_Data in this exercise_

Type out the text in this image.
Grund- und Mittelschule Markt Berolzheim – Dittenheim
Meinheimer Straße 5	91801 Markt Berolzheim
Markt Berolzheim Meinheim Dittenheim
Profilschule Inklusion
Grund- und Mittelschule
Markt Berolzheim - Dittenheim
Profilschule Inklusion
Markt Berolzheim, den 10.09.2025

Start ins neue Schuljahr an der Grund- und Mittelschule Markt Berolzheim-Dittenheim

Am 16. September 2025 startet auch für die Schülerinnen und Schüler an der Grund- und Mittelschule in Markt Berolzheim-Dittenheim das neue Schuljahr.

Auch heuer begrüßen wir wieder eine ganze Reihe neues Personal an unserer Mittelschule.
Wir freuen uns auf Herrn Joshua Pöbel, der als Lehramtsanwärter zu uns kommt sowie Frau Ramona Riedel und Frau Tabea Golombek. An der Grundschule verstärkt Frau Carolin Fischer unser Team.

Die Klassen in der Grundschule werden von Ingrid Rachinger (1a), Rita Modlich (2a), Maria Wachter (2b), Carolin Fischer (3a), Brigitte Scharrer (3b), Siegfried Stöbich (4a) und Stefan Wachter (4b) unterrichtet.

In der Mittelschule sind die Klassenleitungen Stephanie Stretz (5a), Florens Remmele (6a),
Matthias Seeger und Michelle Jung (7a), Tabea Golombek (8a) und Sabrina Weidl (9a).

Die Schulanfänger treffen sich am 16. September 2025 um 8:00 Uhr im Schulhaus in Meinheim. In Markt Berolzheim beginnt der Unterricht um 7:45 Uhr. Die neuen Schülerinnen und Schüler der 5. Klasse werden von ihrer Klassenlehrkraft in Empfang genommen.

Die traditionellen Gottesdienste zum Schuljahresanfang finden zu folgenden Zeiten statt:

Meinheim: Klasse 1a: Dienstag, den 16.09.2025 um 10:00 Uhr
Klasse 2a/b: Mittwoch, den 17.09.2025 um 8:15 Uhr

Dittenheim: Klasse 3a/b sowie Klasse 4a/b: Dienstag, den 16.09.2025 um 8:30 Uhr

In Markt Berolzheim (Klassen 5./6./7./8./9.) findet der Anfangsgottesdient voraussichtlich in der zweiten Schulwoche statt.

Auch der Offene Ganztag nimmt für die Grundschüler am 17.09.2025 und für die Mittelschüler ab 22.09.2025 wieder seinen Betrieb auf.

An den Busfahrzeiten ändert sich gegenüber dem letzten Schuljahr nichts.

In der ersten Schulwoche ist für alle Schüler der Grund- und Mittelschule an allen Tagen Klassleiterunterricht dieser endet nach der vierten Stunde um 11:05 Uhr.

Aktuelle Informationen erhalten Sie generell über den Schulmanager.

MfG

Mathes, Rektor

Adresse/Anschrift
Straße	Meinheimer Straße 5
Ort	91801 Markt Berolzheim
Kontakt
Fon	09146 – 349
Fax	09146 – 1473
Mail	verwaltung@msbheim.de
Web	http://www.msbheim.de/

_Exercise description_
Go through the entries above and copy out every line that includes the word "Meinheimer".

_Response box_
Meinheimer Straße 5	91801 Markt Berolzheim
Straße	Meinheimer Straße 5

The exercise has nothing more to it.